_SHORT EXERCISE_
Pull out each line of the listing below that contains the string "Korea".

_ROWS_
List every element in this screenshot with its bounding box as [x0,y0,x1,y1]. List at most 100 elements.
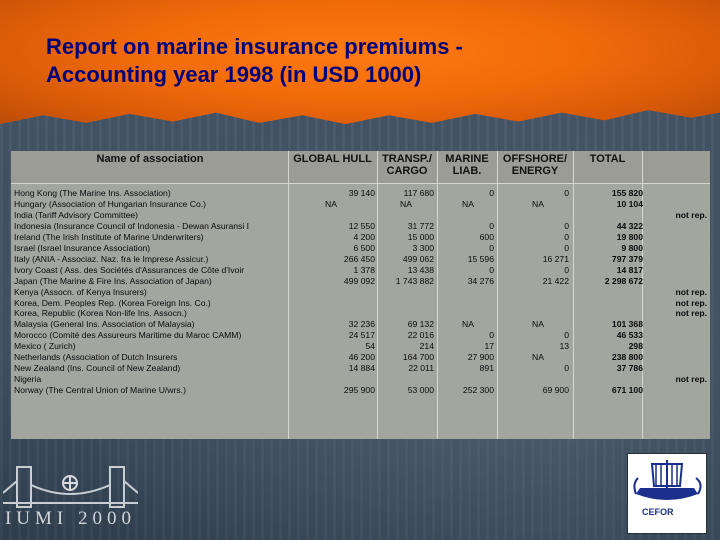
global-hull-value: 14 884 [348,363,375,374]
transp-cargo-value: 214 [419,341,434,352]
marine-liab-value: 0 [489,188,494,198]
global-hull-value: 46 200 [348,352,375,363]
total-value [573,308,643,319]
not-reported-note [643,254,710,265]
header-divider [11,183,710,184]
header-transp-cargo: TRANSP./ CARGO [377,153,437,177]
marine-liab-value: NA [462,198,474,209]
marine-liab-value [439,287,494,298]
global-hull-value [289,298,375,309]
table-row: Korea, Republic (Korea Non-life Ins. Ass… [11,308,710,319]
column-divider [288,151,289,439]
transp-cargo-value [379,308,434,319]
association-name: Korea, Dem. Peoples Rep. (Korea Foreign … [14,297,211,308]
offshore-energy-value [498,287,569,298]
total-value: 46 533 [616,330,643,341]
association-name: Hong Kong (The Marine Ins. Association) [14,188,171,198]
title-banner [0,0,720,125]
offshore-energy-value [498,308,569,319]
transp-cargo-value: 164 700 [402,352,434,363]
not-reported-note [643,341,710,352]
global-hull-value: 24 517 [348,330,375,341]
total-value: 155 820 [611,188,643,198]
global-hull-value: 32 236 [348,319,375,330]
table-row: India (Tariff Advisory Committee) not rep… [11,210,710,221]
column-divider [573,151,574,439]
association-name: Netherlands (Association of Dutch Insure… [14,352,178,363]
association-name: Mexico ( Zurich) [14,341,76,352]
total-value: 10 104 [616,198,643,209]
global-hull-value: 295 900 [343,385,375,396]
offshore-energy-value: NA [532,319,544,330]
header-transp-line2: CARGO [386,165,428,177]
not-reported-note: not rep. [675,374,707,385]
not-reported-note: not rep. [675,308,707,319]
marine-liab-value: 17 [484,341,494,352]
global-hull-value: 499 092 [343,275,375,286]
marine-liab-value: 891 [479,363,494,374]
association-name: India (Tariff Advisory Committee) [14,209,139,220]
column-divider [497,151,498,439]
global-hull-value: 6 500 [353,242,375,253]
association-name: Ivory Coast ( Ass. des Sociétés d'Assura… [14,264,245,275]
header-offshore-line2: ENERGY [511,165,559,177]
header-marine-liab: MARINE LIAB. [437,153,497,177]
header-offshore-line1: OFFSHORE/ [502,153,568,165]
global-hull-value: 12 550 [348,220,375,231]
header-total: TOTAL [589,153,626,165]
marine-liab-value: 600 [479,231,494,242]
table-row: Malaysia (General Ins. Association of Ma… [11,319,710,330]
total-value: 101 368 [611,319,643,330]
total-value: 44 322 [616,220,643,231]
total-value: 19 800 [616,231,643,242]
header-offshore-energy: OFFSHORE/ ENERGY [497,153,573,177]
table-row: Nigeria not rep. [11,374,710,385]
table-row: Mexico ( Zurich) 54 214 17 13 298 [11,341,710,352]
global-hull-value [289,210,375,221]
viking-ship-icon [633,460,702,500]
column-divider [377,151,378,439]
marine-liab-value [439,374,494,385]
global-hull-value: 266 450 [343,253,375,264]
marine-liab-value: 27 900 [467,352,494,363]
header-transp-line1: TRANSP./ [382,153,432,165]
offshore-energy-value: 16 271 [542,253,569,264]
association-name: Ireland (The Irish Institute of Marine U… [14,231,204,242]
not-reported-note: not rep. [675,297,707,308]
marine-liab-value [439,298,494,309]
table-row: Netherlands (Association of Dutch Insure… [11,352,710,363]
marine-liab-value: NA [462,319,474,330]
iumi-logo-text: IUMI 2000 [4,508,137,529]
global-hull-value: 54 [365,341,375,352]
marine-liab-value: 34 276 [467,275,494,286]
not-reported-note [643,276,710,287]
total-value: 238 800 [611,352,643,363]
transp-cargo-value: NA [400,198,412,209]
total-value: 797 379 [611,253,643,264]
total-value: 9 800 [621,242,643,253]
marine-liab-value: 0 [489,264,494,275]
total-value: 14 817 [616,264,643,275]
total-value [573,298,643,309]
offshore-energy-value: 0 [564,220,569,231]
offshore-energy-value [498,210,569,221]
not-reported-note: not rep. [675,209,707,220]
global-hull-value [289,308,375,319]
total-value: 2 298 672 [604,275,643,286]
not-reported-note [643,352,710,363]
marine-liab-value [439,210,494,221]
transp-cargo-value: 69 132 [407,319,434,330]
not-reported-note [643,363,710,374]
transp-cargo-value [379,287,434,298]
marine-liab-value: 0 [489,330,494,341]
table-row: Italy (ANIA - Associaz. Naz. fra le Impr… [11,254,710,265]
not-reported-note [643,330,710,341]
transp-cargo-value: 15 000 [407,231,434,242]
association-name: Morocco (Comité des Assureurs Maritime d… [14,330,242,341]
title-line-1: Report on marine insurance premiums - [46,34,463,59]
not-reported-note [643,265,710,276]
transp-cargo-value: 22 016 [407,330,434,341]
offshore-energy-value: 0 [564,231,569,242]
header-marine-line2: LIAB. [452,165,482,177]
table-row: Hungary (Association of Hungarian Insura… [11,199,710,210]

_EXERCISE ANSWER_
table-row: Korea, Republic (Korea Non-life Ins. Ass… [11,308,710,319]
association-name: Korea, Dem. Peoples Rep. (Korea Foreign … [14,297,211,308]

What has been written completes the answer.